(Excerpts from a figure dataset)
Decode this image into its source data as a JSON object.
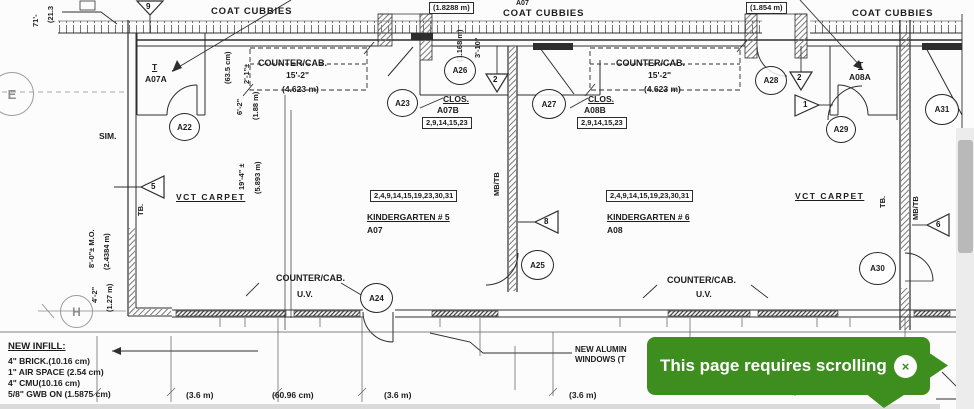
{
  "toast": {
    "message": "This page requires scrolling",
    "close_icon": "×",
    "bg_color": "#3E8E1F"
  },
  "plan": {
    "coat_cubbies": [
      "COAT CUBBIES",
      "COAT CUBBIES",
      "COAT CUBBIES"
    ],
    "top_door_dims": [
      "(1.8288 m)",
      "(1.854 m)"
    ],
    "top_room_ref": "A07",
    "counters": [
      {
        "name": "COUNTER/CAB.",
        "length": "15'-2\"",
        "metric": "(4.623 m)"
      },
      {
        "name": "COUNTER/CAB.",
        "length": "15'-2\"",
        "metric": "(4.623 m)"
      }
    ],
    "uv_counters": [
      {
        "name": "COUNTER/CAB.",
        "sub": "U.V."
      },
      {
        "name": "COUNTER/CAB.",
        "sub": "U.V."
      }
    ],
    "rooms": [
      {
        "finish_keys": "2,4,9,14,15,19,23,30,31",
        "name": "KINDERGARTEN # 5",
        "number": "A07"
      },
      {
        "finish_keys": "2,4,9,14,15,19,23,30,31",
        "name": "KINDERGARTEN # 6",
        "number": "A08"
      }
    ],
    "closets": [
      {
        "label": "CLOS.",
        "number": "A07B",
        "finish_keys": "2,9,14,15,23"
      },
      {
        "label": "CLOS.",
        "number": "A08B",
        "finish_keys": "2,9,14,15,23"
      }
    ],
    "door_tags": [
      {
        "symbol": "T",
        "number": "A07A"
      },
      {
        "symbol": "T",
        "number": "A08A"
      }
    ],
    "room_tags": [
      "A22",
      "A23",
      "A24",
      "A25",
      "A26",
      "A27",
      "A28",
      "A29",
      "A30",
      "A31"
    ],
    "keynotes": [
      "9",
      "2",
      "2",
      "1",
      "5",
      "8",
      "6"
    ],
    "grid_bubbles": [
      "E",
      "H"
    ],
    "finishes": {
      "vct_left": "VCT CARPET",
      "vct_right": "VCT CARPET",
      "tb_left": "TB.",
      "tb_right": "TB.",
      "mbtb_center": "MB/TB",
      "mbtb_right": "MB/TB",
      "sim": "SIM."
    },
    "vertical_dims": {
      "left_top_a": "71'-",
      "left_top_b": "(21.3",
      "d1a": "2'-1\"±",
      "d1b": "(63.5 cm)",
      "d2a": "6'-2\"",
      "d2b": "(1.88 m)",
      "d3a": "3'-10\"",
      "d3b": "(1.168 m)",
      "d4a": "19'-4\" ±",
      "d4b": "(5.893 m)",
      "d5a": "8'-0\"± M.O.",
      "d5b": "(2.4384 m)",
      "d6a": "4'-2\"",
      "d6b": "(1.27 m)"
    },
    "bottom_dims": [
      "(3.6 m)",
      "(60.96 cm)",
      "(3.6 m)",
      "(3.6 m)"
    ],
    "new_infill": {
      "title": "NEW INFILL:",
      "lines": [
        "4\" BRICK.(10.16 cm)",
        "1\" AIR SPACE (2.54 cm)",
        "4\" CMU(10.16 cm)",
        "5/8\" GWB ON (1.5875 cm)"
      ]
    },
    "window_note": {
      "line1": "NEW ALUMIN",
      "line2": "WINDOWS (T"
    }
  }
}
* * *
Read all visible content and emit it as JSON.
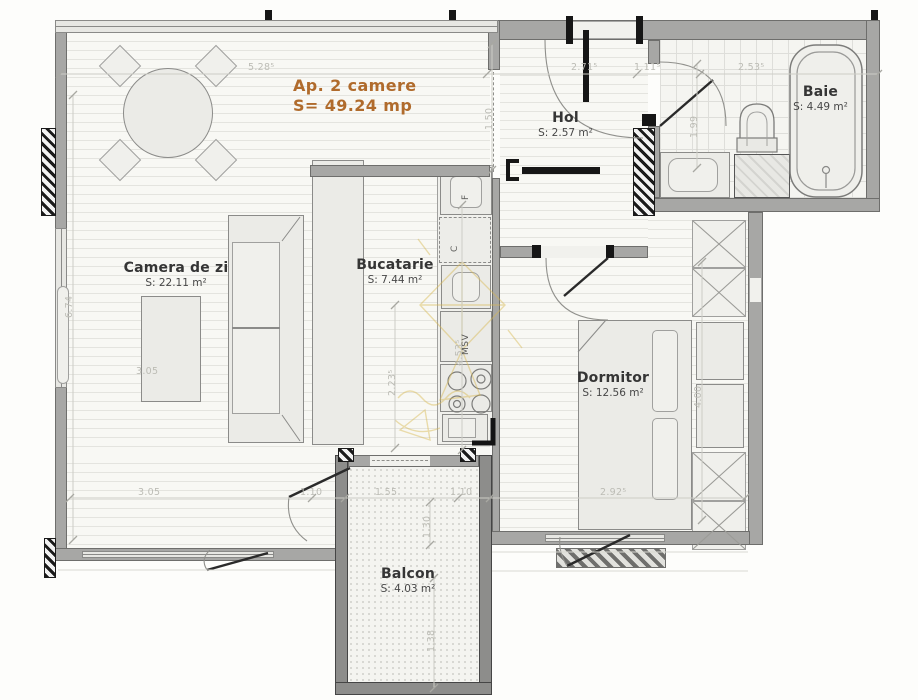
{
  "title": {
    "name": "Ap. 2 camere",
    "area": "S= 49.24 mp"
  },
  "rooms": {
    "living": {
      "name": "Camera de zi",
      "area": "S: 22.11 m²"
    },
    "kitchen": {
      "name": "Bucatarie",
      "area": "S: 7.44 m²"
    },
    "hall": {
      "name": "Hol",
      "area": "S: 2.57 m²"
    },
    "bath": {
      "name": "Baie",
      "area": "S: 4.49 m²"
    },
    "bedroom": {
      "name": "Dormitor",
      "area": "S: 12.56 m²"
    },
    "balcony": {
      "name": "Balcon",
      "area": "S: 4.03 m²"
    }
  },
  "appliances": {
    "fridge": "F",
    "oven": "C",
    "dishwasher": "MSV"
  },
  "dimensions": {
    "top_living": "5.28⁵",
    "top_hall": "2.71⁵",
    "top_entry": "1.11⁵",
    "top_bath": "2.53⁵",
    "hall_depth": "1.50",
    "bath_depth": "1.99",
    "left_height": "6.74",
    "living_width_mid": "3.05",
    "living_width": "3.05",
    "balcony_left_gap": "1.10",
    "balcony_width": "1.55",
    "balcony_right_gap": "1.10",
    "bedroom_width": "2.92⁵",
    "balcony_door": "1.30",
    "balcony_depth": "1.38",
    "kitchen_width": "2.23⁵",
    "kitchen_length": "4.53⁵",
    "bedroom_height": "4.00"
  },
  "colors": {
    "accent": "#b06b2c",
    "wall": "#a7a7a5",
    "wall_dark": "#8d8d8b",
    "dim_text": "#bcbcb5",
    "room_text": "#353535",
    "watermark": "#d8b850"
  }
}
...
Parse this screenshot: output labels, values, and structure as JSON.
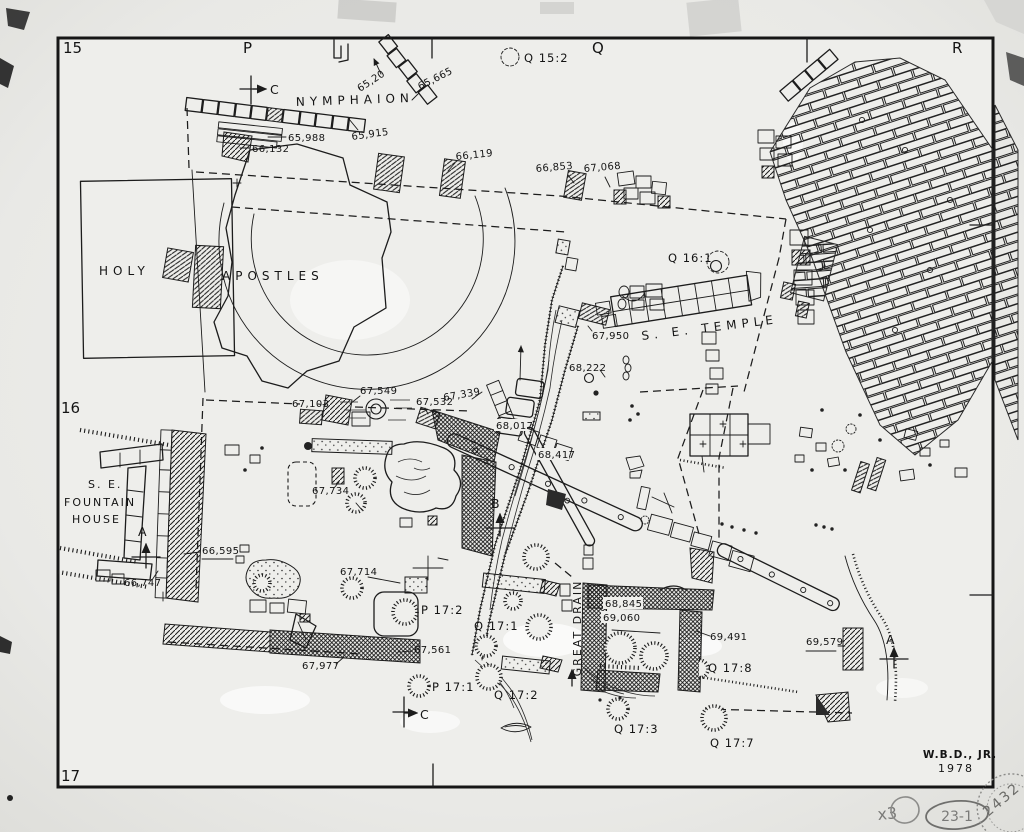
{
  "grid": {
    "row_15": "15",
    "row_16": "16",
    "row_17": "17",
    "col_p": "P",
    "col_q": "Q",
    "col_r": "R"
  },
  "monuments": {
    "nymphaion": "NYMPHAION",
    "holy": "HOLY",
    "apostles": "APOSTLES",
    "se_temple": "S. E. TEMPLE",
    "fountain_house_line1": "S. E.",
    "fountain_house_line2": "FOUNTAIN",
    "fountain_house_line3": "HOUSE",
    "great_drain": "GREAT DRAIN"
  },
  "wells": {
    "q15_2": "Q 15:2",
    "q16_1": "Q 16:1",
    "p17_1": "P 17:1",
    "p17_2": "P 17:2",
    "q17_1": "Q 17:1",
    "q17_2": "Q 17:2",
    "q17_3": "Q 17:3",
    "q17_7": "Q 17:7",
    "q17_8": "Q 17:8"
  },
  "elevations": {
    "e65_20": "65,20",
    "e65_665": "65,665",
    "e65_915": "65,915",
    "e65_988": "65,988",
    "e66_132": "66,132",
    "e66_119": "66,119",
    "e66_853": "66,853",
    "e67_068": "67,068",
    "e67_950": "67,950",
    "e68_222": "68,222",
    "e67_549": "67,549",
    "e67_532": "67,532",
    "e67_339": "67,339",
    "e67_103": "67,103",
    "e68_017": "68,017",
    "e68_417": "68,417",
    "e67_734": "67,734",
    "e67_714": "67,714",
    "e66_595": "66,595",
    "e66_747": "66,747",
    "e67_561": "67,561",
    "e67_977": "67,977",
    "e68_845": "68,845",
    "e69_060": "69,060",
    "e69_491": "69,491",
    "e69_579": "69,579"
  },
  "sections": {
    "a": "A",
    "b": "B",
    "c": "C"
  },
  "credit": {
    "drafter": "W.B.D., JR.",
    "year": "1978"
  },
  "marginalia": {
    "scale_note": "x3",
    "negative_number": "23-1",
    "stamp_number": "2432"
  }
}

--- Written problem ---
Search the preceding listing for the word "CARPET" and pull out every line that holds it.

--- Solution ---
      "vct_left": "VCT CARPET",
      "vct_right": "VCT CARPET",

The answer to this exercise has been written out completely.